→ **Given information**:

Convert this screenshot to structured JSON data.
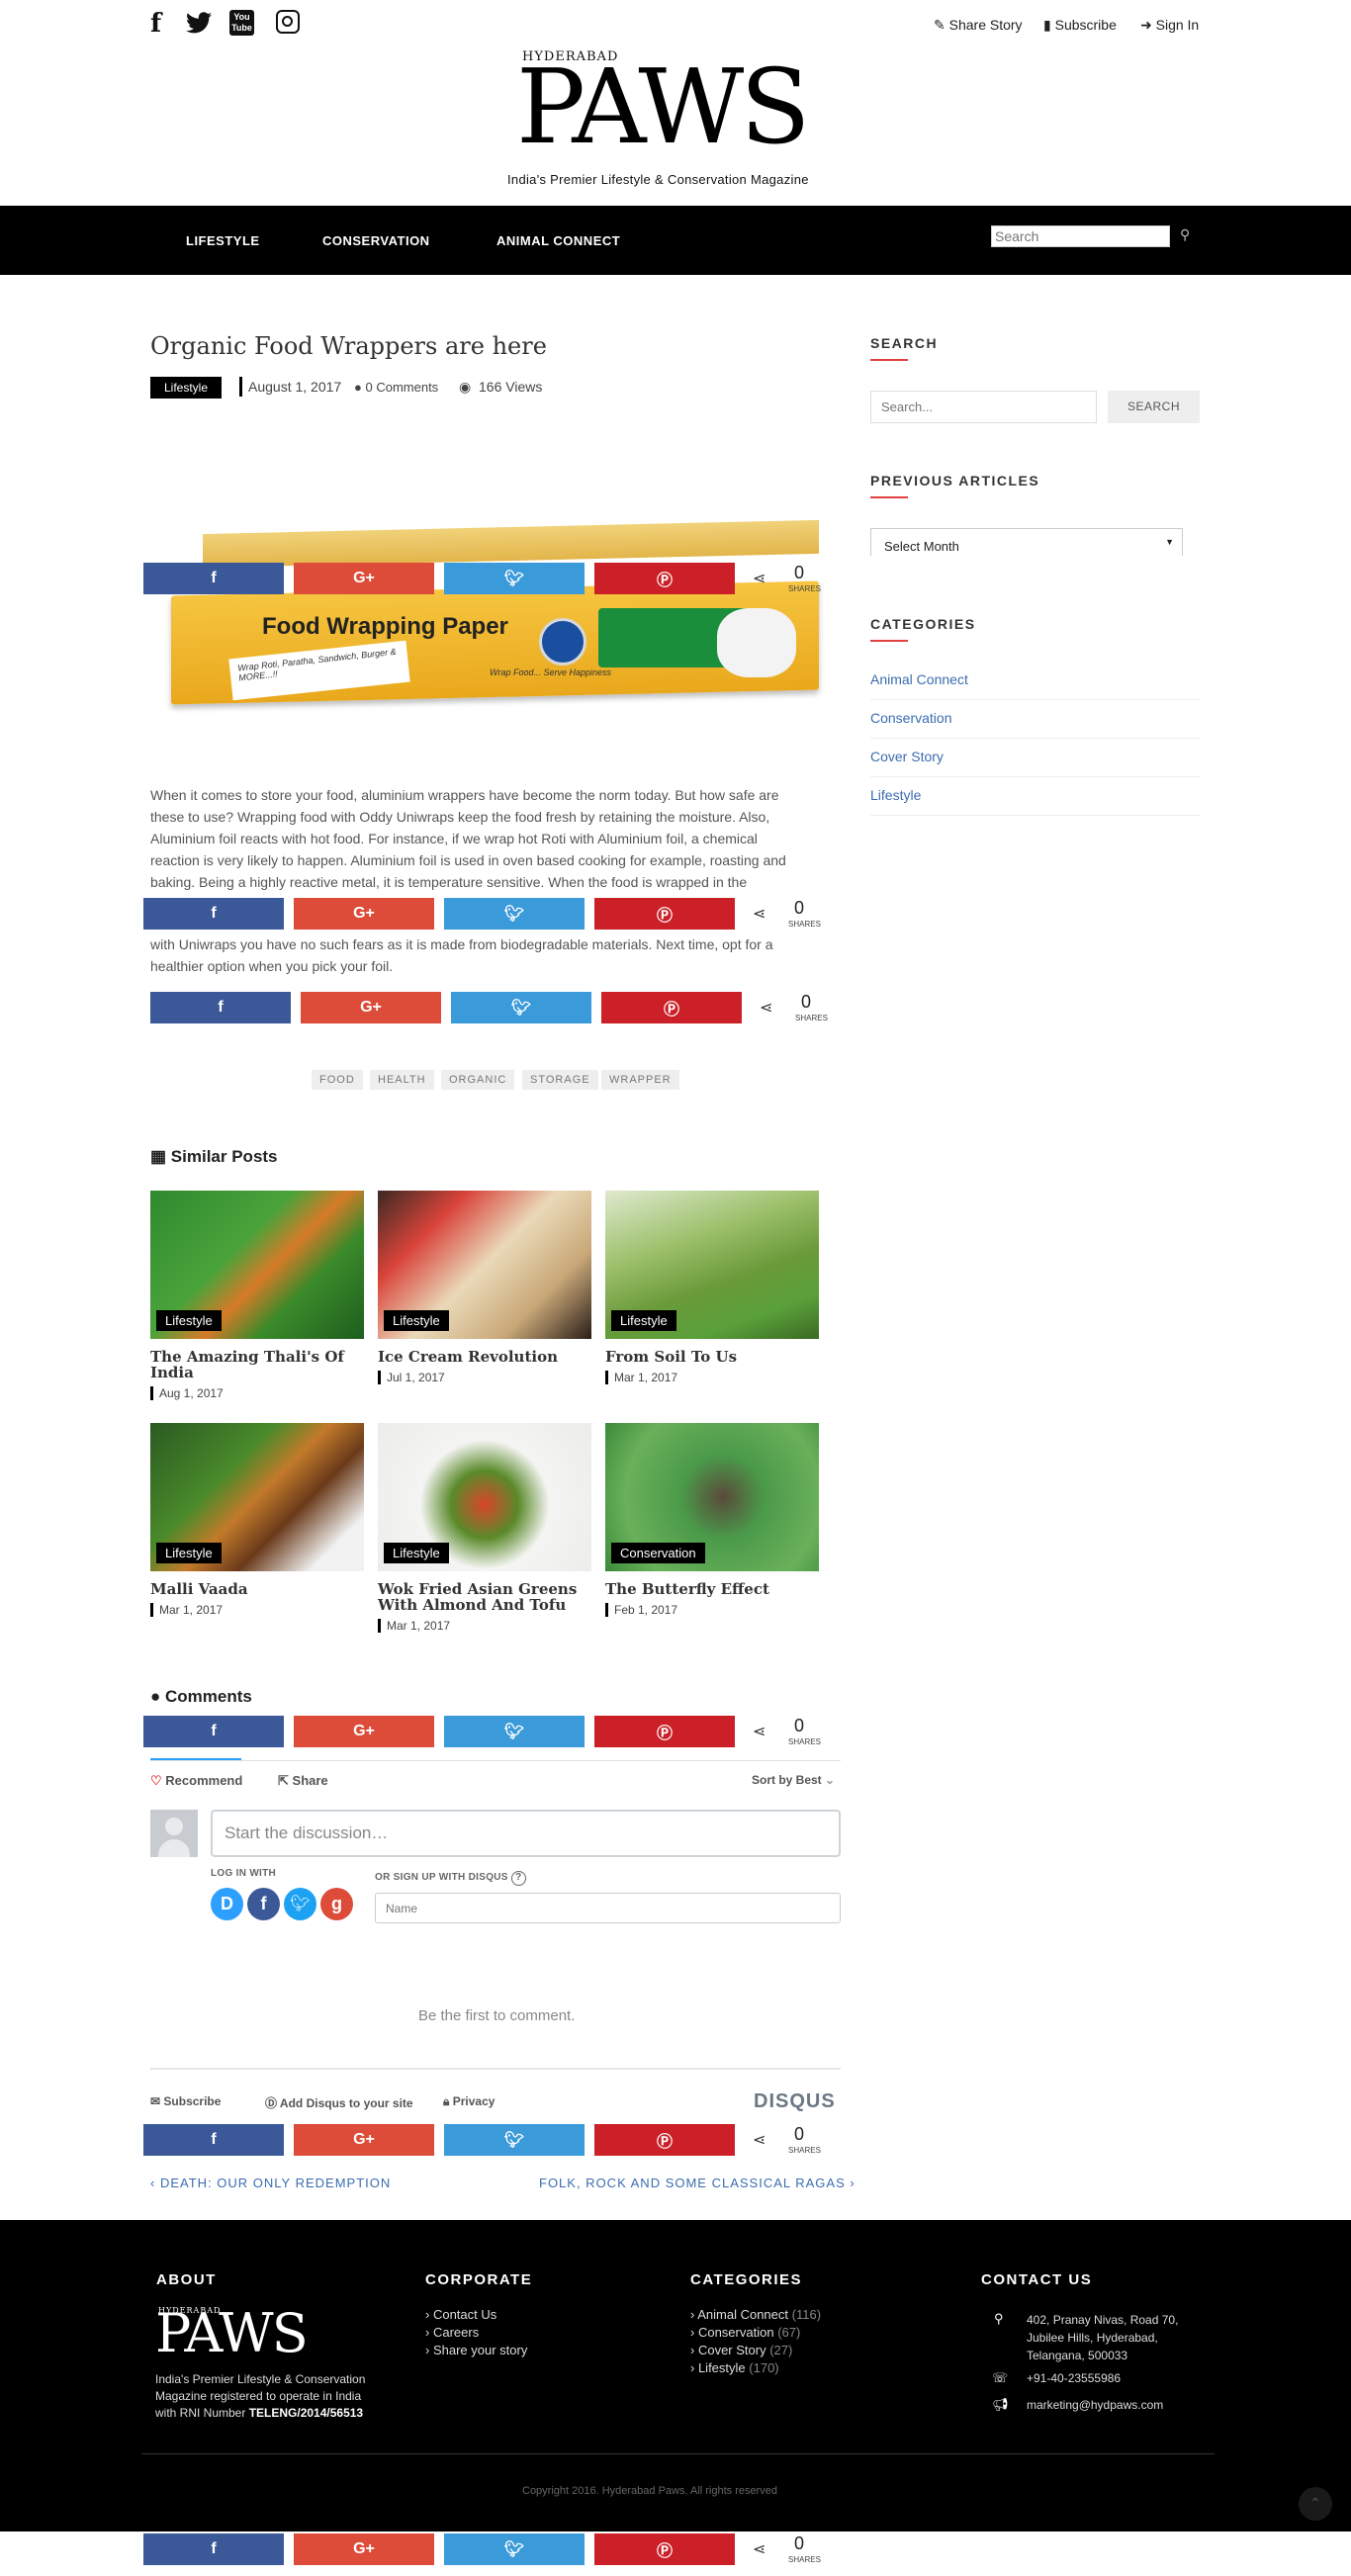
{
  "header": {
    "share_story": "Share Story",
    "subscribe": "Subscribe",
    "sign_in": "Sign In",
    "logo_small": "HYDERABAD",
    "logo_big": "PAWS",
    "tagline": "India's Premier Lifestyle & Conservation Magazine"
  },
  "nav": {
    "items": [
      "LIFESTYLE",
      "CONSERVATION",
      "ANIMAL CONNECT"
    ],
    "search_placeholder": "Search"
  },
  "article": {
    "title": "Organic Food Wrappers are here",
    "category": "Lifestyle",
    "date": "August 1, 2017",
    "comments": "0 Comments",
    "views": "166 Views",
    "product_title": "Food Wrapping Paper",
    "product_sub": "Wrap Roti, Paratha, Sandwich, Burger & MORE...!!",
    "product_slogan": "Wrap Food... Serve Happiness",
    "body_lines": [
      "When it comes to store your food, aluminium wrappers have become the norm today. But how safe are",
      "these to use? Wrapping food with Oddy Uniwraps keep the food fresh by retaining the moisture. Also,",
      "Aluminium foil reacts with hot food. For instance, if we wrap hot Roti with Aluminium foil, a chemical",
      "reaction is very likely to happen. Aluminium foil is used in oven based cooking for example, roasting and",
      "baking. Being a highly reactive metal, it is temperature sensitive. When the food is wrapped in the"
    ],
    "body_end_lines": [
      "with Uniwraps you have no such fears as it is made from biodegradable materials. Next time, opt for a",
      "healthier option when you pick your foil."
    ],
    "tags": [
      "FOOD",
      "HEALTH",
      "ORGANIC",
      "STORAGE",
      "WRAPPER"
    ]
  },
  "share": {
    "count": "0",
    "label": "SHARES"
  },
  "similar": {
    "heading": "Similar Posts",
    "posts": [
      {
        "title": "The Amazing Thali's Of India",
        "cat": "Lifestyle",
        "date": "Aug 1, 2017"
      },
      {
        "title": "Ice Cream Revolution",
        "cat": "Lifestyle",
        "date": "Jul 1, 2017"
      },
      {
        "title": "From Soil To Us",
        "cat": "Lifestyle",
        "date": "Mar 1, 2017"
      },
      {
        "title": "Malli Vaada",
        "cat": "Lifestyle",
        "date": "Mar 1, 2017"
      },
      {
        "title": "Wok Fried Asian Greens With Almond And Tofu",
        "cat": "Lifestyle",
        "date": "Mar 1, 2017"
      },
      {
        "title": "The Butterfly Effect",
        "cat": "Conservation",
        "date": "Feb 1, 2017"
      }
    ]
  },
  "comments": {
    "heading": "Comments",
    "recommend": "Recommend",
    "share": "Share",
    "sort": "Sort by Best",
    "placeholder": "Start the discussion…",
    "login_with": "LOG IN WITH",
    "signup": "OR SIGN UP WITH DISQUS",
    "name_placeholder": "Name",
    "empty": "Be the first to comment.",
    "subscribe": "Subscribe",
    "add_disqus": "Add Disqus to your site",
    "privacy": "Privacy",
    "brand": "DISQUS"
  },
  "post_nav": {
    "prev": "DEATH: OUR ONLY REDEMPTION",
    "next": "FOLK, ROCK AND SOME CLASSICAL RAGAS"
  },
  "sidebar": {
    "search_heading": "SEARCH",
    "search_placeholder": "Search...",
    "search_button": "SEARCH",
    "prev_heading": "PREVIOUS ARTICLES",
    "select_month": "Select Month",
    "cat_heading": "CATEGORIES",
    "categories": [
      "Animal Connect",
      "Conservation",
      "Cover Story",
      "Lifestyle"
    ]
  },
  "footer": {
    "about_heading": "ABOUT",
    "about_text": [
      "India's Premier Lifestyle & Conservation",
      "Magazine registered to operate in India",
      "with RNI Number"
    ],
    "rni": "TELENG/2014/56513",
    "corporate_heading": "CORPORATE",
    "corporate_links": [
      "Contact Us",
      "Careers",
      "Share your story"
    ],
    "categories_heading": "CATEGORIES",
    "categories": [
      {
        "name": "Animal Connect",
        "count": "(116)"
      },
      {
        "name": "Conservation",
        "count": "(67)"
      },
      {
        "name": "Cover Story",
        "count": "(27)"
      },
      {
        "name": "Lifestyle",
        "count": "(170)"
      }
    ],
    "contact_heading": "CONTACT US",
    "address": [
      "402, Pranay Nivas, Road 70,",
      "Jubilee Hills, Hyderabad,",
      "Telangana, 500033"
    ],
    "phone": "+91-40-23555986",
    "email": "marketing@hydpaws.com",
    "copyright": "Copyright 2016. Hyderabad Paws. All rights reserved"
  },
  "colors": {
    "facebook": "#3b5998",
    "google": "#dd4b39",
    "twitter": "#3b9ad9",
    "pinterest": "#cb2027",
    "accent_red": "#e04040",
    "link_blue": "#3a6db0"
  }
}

→ **Short exercise**: The data should be printed again unchanged; leave its pictures out.

→ **Exercise response**:
Convert this screenshot to structured JSON data.
{
  "header": {
    "share_story": "Share Story",
    "subscribe": "Subscribe",
    "sign_in": "Sign In",
    "logo_small": "HYDERABAD",
    "logo_big": "PAWS",
    "tagline": "India's Premier Lifestyle & Conservation Magazine"
  },
  "nav": {
    "items": [
      "LIFESTYLE",
      "CONSERVATION",
      "ANIMAL CONNECT"
    ],
    "search_placeholder": "Search"
  },
  "article": {
    "title": "Organic Food Wrappers are here",
    "category": "Lifestyle",
    "date": "August 1, 2017",
    "comments": "0 Comments",
    "views": "166 Views",
    "product_title": "Food Wrapping Paper",
    "product_sub": "Wrap Roti, Paratha, Sandwich, Burger & MORE...!!",
    "product_slogan": "Wrap Food... Serve Happiness",
    "body_lines": [
      "When it comes to store your food, aluminium wrappers have become the norm today. But how safe are",
      "these to use? Wrapping food with Oddy Uniwraps keep the food fresh by retaining the moisture. Also,",
      "Aluminium foil reacts with hot food. For instance, if we wrap hot Roti with Aluminium foil, a chemical",
      "reaction is very likely to happen. Aluminium foil is used in oven based cooking for example, roasting and",
      "baking. Being a highly reactive metal, it is temperature sensitive. When the food is wrapped in the"
    ],
    "body_end_lines": [
      "with Uniwraps you have no such fears as it is made from biodegradable materials. Next time, opt for a",
      "healthier option when you pick your foil."
    ],
    "tags": [
      "FOOD",
      "HEALTH",
      "ORGANIC",
      "STORAGE",
      "WRAPPER"
    ]
  },
  "share": {
    "count": "0",
    "label": "SHARES"
  },
  "similar": {
    "heading": "Similar Posts",
    "posts": [
      {
        "title": "The Amazing Thali's Of India",
        "cat": "Lifestyle",
        "date": "Aug 1, 2017"
      },
      {
        "title": "Ice Cream Revolution",
        "cat": "Lifestyle",
        "date": "Jul 1, 2017"
      },
      {
        "title": "From Soil To Us",
        "cat": "Lifestyle",
        "date": "Mar 1, 2017"
      },
      {
        "title": "Malli Vaada",
        "cat": "Lifestyle",
        "date": "Mar 1, 2017"
      },
      {
        "title": "Wok Fried Asian Greens With Almond And Tofu",
        "cat": "Lifestyle",
        "date": "Mar 1, 2017"
      },
      {
        "title": "The Butterfly Effect",
        "cat": "Conservation",
        "date": "Feb 1, 2017"
      }
    ]
  },
  "comments": {
    "heading": "Comments",
    "recommend": "Recommend",
    "share": "Share",
    "sort": "Sort by Best",
    "placeholder": "Start the discussion…",
    "login_with": "LOG IN WITH",
    "signup": "OR SIGN UP WITH DISQUS",
    "name_placeholder": "Name",
    "empty": "Be the first to comment.",
    "subscribe": "Subscribe",
    "add_disqus": "Add Disqus to your site",
    "privacy": "Privacy",
    "brand": "DISQUS"
  },
  "post_nav": {
    "prev": "DEATH: OUR ONLY REDEMPTION",
    "next": "FOLK, ROCK AND SOME CLASSICAL RAGAS"
  },
  "sidebar": {
    "search_heading": "SEARCH",
    "search_placeholder": "Search...",
    "search_button": "SEARCH",
    "prev_heading": "PREVIOUS ARTICLES",
    "select_month": "Select Month",
    "cat_heading": "CATEGORIES",
    "categories": [
      "Animal Connect",
      "Conservation",
      "Cover Story",
      "Lifestyle"
    ]
  },
  "footer": {
    "about_heading": "ABOUT",
    "about_text": [
      "India's Premier Lifestyle & Conservation",
      "Magazine registered to operate in India",
      "with RNI Number"
    ],
    "rni": "TELENG/2014/56513",
    "corporate_heading": "CORPORATE",
    "corporate_links": [
      "Contact Us",
      "Careers",
      "Share your story"
    ],
    "categories_heading": "CATEGORIES",
    "categories": [
      {
        "name": "Animal Connect",
        "count": "(116)"
      },
      {
        "name": "Conservation",
        "count": "(67)"
      },
      {
        "name": "Cover Story",
        "count": "(27)"
      },
      {
        "name": "Lifestyle",
        "count": "(170)"
      }
    ],
    "contact_heading": "CONTACT US",
    "address": [
      "402, Pranay Nivas, Road 70,",
      "Jubilee Hills, Hyderabad,",
      "Telangana, 500033"
    ],
    "phone": "+91-40-23555986",
    "email": "marketing@hydpaws.com",
    "copyright": "Copyright 2016. Hyderabad Paws. All rights reserved"
  },
  "colors": {
    "facebook": "#3b5998",
    "google": "#dd4b39",
    "twitter": "#3b9ad9",
    "pinterest": "#cb2027",
    "accent_red": "#e04040",
    "link_blue": "#3a6db0"
  }
}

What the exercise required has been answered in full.